- Input data -
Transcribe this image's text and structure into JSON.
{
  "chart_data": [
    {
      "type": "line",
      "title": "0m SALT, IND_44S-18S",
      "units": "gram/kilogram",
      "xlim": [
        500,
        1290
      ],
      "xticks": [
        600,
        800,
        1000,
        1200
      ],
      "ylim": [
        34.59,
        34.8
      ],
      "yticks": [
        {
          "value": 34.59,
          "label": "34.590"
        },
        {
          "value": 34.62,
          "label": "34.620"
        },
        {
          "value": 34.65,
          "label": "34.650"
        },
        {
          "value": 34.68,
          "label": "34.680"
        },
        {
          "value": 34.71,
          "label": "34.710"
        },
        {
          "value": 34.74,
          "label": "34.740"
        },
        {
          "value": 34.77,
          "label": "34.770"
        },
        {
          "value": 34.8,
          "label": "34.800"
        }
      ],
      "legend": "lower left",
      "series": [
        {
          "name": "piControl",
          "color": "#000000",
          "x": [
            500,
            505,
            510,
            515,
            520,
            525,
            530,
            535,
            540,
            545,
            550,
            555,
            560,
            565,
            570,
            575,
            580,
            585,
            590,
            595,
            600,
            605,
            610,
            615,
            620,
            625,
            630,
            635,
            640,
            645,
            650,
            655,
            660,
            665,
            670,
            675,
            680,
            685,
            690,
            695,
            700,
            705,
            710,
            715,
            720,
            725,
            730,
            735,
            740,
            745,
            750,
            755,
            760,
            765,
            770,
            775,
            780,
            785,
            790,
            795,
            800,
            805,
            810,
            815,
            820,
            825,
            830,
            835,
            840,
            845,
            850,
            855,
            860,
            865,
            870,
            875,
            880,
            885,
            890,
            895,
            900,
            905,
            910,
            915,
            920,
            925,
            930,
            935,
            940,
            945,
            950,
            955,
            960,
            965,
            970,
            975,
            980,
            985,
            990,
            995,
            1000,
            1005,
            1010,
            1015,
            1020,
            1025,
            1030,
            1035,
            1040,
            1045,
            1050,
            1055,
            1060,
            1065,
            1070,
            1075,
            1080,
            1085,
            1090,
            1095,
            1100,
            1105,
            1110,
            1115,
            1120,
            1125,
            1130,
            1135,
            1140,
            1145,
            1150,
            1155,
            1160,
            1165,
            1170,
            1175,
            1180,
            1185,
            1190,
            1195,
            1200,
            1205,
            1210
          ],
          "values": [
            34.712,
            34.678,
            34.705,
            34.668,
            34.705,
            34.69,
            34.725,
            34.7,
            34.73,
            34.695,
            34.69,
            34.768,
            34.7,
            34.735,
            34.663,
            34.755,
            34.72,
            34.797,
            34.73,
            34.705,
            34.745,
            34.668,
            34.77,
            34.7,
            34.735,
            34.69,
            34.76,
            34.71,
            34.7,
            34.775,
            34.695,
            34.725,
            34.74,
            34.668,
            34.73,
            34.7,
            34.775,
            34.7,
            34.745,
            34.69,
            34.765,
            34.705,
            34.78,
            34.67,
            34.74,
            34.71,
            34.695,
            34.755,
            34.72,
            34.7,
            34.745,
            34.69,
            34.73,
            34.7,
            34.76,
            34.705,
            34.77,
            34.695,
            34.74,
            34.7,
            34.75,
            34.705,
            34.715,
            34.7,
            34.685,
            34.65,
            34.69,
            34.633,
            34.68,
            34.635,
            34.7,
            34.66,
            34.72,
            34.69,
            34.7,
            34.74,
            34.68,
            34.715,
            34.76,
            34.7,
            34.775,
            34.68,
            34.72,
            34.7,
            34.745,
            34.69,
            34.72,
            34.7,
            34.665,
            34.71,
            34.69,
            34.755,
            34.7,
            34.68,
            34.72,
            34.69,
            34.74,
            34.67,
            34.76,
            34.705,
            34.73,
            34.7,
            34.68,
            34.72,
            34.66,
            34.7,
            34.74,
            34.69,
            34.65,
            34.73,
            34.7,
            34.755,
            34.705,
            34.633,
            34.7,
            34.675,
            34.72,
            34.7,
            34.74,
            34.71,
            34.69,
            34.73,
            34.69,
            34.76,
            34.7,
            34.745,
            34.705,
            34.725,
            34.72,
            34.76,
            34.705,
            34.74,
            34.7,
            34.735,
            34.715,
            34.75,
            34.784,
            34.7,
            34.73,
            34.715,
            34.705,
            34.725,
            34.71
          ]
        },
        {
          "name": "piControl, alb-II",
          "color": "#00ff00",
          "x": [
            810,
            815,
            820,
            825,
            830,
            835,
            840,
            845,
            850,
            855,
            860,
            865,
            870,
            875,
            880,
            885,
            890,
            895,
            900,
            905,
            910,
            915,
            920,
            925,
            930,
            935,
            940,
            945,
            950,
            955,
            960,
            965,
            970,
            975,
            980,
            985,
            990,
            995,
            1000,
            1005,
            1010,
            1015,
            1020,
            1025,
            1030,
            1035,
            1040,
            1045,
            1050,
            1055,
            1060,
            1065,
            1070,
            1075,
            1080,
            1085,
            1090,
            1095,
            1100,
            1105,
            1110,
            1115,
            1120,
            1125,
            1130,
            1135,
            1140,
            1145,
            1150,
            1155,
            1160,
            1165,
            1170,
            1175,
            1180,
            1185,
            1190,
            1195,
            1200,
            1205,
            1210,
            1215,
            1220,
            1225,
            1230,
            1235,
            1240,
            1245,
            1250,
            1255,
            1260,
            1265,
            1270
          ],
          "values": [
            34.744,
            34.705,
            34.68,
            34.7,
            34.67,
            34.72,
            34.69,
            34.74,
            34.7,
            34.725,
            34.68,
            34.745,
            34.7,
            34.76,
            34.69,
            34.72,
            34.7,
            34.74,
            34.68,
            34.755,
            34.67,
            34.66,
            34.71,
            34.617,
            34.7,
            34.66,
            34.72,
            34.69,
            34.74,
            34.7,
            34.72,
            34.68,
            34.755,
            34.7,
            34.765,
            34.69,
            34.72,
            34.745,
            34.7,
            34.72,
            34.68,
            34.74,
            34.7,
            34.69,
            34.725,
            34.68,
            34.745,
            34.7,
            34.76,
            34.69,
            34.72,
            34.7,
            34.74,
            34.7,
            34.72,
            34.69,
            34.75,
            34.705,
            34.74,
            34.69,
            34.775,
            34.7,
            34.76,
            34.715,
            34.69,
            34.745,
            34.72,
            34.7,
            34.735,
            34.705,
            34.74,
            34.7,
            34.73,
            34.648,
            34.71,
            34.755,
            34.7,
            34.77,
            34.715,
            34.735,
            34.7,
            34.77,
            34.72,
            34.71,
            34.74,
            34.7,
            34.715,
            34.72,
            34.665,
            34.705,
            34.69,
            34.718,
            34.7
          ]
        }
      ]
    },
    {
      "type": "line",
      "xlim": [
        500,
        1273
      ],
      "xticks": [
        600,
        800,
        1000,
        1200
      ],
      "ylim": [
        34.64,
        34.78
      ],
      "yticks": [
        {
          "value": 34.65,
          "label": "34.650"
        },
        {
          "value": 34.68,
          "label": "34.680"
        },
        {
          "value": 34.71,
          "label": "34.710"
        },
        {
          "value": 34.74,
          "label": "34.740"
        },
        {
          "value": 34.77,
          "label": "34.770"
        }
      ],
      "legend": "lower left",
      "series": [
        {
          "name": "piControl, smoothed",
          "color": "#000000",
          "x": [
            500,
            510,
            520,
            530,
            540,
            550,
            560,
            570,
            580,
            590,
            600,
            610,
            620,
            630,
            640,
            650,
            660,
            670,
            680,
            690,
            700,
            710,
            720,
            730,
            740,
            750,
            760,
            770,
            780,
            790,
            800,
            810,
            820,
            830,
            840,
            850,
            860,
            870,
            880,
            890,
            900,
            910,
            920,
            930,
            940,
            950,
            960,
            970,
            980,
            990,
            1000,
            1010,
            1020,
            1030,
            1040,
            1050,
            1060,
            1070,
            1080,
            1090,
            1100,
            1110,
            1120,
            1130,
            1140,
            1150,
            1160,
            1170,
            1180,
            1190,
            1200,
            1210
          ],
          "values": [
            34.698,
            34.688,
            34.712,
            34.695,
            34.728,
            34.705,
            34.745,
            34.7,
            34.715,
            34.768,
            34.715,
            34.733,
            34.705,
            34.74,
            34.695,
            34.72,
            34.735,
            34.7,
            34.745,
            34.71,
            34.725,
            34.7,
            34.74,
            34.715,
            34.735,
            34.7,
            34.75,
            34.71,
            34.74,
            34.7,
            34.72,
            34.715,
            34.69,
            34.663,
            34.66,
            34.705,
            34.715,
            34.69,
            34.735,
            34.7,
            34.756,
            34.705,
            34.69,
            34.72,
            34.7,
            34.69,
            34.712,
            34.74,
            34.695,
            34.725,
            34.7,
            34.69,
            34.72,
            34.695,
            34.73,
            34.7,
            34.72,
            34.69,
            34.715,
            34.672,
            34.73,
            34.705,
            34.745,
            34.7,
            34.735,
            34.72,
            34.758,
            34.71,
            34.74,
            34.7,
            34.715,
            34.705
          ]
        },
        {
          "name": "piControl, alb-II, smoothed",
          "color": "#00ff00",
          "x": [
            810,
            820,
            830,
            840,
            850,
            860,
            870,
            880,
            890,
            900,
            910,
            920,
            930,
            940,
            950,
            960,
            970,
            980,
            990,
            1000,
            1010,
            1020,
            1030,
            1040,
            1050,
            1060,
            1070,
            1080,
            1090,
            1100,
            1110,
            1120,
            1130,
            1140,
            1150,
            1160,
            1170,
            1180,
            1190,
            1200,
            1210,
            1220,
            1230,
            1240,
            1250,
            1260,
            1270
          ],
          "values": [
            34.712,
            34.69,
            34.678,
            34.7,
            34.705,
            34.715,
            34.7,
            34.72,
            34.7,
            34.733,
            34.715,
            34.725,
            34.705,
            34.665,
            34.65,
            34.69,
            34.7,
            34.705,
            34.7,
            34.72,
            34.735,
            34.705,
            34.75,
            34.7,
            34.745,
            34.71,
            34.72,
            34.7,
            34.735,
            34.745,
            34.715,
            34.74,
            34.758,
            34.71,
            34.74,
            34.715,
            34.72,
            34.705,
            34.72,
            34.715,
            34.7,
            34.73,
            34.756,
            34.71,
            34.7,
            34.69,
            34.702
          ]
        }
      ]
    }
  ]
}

- What is required -
Going through the entries above, tally each line that has the word "smoothed". Answer with the number only.

- Response to this exercise -
2